- [Your task] Reproduce every item below, swapping each occurrence of "legend-label" for "key-label" and keeping everything else unchanged. Leave out the pictures.

BEGIN Extracted information

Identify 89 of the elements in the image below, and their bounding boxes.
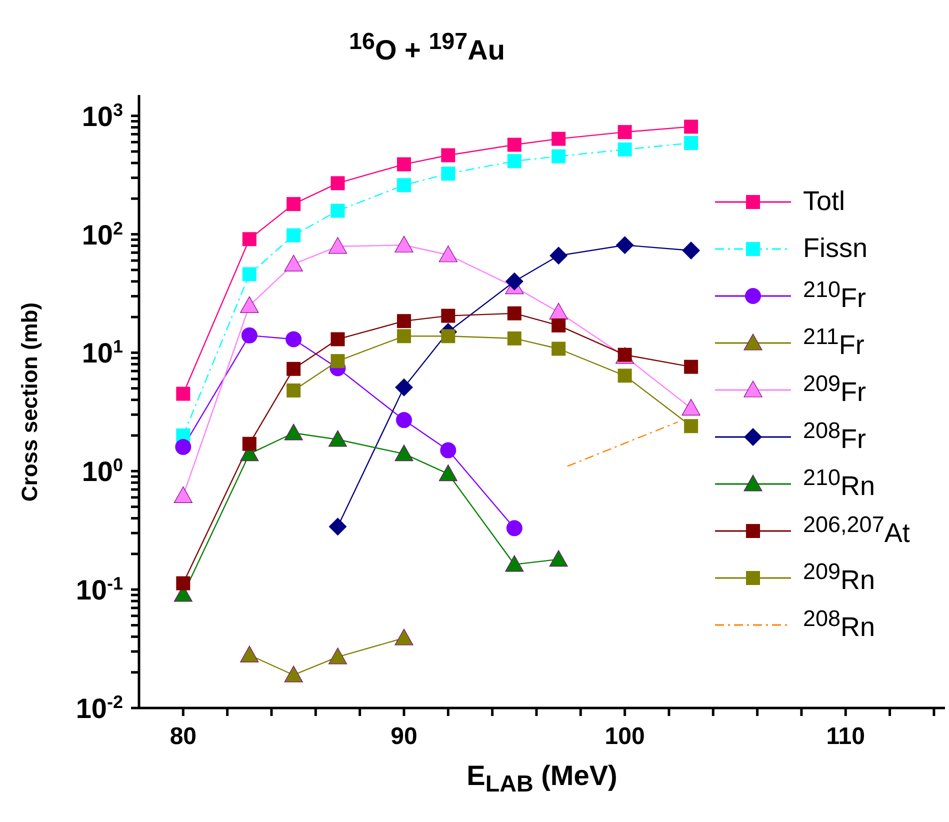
legend-label: $^{209}$Rn (803, 559, 876, 596)
point (330, 204, 345, 218)
point (176, 386, 190, 401)
point (552, 149, 566, 164)
point (441, 148, 456, 162)
point (549, 302, 568, 320)
point (618, 125, 632, 140)
point (328, 648, 348, 664)
y-tick-label: 10$^{1}$ (82, 336, 123, 369)
point (552, 342, 566, 356)
legend-label: $^{211}$Fr (803, 324, 864, 361)
point (616, 236, 634, 254)
point (242, 232, 256, 246)
legend-label: $^{209}$Fr (803, 371, 866, 408)
x-tick-label: 80 (170, 723, 197, 750)
point (396, 157, 411, 172)
point (284, 424, 303, 440)
point (552, 318, 566, 332)
point (174, 486, 192, 504)
point (505, 555, 524, 572)
point (684, 120, 698, 134)
point (284, 666, 303, 682)
point (396, 314, 411, 328)
point (240, 296, 259, 313)
point (330, 332, 345, 346)
point (506, 520, 522, 536)
point (618, 142, 632, 156)
point (507, 154, 522, 168)
point (396, 178, 411, 192)
point (328, 237, 348, 254)
point (328, 430, 348, 447)
point (396, 329, 411, 344)
point (438, 246, 458, 262)
point (684, 136, 698, 150)
point (549, 550, 568, 567)
y-tick-label: 10$^{-2}$ (76, 692, 123, 724)
legend-label: $^{206,207}$At (803, 512, 910, 549)
point (507, 306, 522, 320)
y-tick-label: 10$^{3}$ (82, 100, 123, 132)
point (684, 419, 698, 434)
chart-title: $^{16}$O + $^{197}$Au (348, 28, 506, 66)
point (552, 132, 566, 146)
point (330, 176, 345, 190)
point (682, 398, 700, 416)
point (505, 272, 524, 290)
point (241, 327, 258, 344)
point (394, 444, 414, 462)
x-tick-label: 100 (604, 723, 645, 750)
legend-label: $^{208}$Rn (803, 606, 876, 643)
point (396, 412, 412, 428)
point (330, 354, 345, 368)
point (684, 360, 698, 374)
point (240, 646, 259, 662)
legend-label: $^{210}$Rn (803, 465, 876, 502)
x-tick-label: 110 (826, 723, 865, 750)
point (286, 362, 301, 376)
point (286, 228, 301, 242)
point (438, 464, 458, 482)
point (394, 628, 414, 646)
point (242, 267, 256, 282)
y-tick-label: 10$^{2}$ (82, 218, 123, 250)
point (394, 236, 414, 252)
point (284, 254, 303, 272)
point (618, 368, 632, 383)
legend-label: $^{208}$Fr (803, 418, 866, 455)
y-tick-label: 10$^{-1}$ (76, 574, 123, 606)
y-axis-title: Cross section (mb) (17, 302, 43, 502)
point (394, 378, 413, 396)
point (286, 331, 302, 348)
point (328, 518, 347, 536)
x-tick-label: 90 (390, 723, 418, 750)
point (550, 246, 568, 265)
point (440, 442, 456, 458)
point (175, 438, 192, 455)
point (176, 576, 190, 590)
y-tick-label: 10$^{0}$ (82, 455, 123, 488)
point (507, 331, 522, 346)
point (441, 166, 456, 181)
point (441, 329, 456, 344)
point (286, 197, 301, 212)
point (682, 241, 700, 260)
point (441, 308, 456, 323)
legend-label: $^{210}$Fr (803, 277, 866, 314)
legend-label: Totl (803, 186, 846, 217)
legend-label: Fissn (803, 233, 868, 264)
point (242, 436, 256, 451)
x-axis-title: E$_{LAB}$ (MeV) (466, 760, 618, 798)
point (507, 138, 522, 152)
point (286, 383, 301, 398)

END Extracted information

- [Answer for the task]
Identify 89 of the elements in the image below, and their bounding boxes.
key-label: $^{209}$Rn (803, 559, 876, 596)
point (330, 204, 345, 218)
point (176, 386, 190, 401)
point (552, 149, 566, 164)
point (441, 148, 456, 162)
point (549, 302, 568, 320)
point (618, 125, 632, 140)
point (328, 648, 348, 664)
y-tick-label: 10$^{1}$ (82, 336, 123, 369)
point (552, 342, 566, 356)
key-label: $^{211}$Fr (803, 324, 864, 361)
point (616, 236, 634, 254)
point (242, 232, 256, 246)
key-label: $^{209}$Fr (803, 371, 866, 408)
x-tick-label: 80 (170, 723, 197, 750)
point (396, 157, 411, 172)
point (284, 424, 303, 440)
point (552, 318, 566, 332)
point (174, 486, 192, 504)
point (505, 555, 524, 572)
point (684, 120, 698, 134)
point (284, 666, 303, 682)
point (396, 314, 411, 328)
point (240, 296, 259, 313)
point (330, 332, 345, 346)
point (506, 520, 522, 536)
point (618, 142, 632, 156)
point (507, 154, 522, 168)
point (396, 178, 411, 192)
point (328, 237, 348, 254)
point (328, 430, 348, 447)
point (396, 329, 411, 344)
point (438, 246, 458, 262)
point (684, 136, 698, 150)
point (549, 550, 568, 567)
y-tick-label: 10$^{-2}$ (76, 692, 123, 724)
key-label: $^{206,207}$At (803, 512, 910, 549)
point (507, 306, 522, 320)
y-tick-label: 10$^{3}$ (82, 100, 123, 132)
point (684, 419, 698, 434)
chart-title: $^{16}$O + $^{197}$Au (348, 28, 506, 66)
point (552, 132, 566, 146)
point (330, 176, 345, 190)
point (682, 398, 700, 416)
point (505, 272, 524, 290)
point (241, 327, 258, 344)
point (394, 444, 414, 462)
x-tick-label: 100 (604, 723, 645, 750)
key-label: $^{208}$Rn (803, 606, 876, 643)
point (396, 412, 412, 428)
point (330, 354, 345, 368)
point (684, 360, 698, 374)
point (240, 646, 259, 662)
key-label: $^{210}$Rn (803, 465, 876, 502)
x-tick-label: 110 (826, 723, 865, 750)
point (286, 362, 301, 376)
point (286, 228, 301, 242)
point (438, 464, 458, 482)
point (394, 628, 414, 646)
point (242, 267, 256, 282)
y-tick-label: 10$^{2}$ (82, 218, 123, 250)
point (394, 236, 414, 252)
point (284, 254, 303, 272)
point (618, 368, 632, 383)
key-label: $^{208}$Fr (803, 418, 866, 455)
y-tick-label: 10$^{-1}$ (76, 574, 123, 606)
y-axis-title: Cross section (mb) (17, 302, 43, 502)
point (394, 378, 413, 396)
point (286, 331, 302, 348)
point (328, 518, 347, 536)
x-tick-label: 90 (390, 723, 418, 750)
point (550, 246, 568, 265)
point (440, 442, 456, 458)
point (175, 438, 192, 455)
point (176, 576, 190, 590)
y-tick-label: 10$^{0}$ (82, 455, 123, 488)
point (507, 331, 522, 346)
point (441, 166, 456, 181)
point (441, 329, 456, 344)
point (286, 197, 301, 212)
point (682, 241, 700, 260)
point (441, 308, 456, 323)
key-label: $^{210}$Fr (803, 277, 866, 314)
key-label: Totl (803, 186, 846, 217)
key-label: Fissn (803, 233, 868, 264)
point (242, 436, 256, 451)
x-axis-title: E$_{LAB}$ (MeV) (466, 760, 618, 798)
point (507, 138, 522, 152)
point (286, 383, 301, 398)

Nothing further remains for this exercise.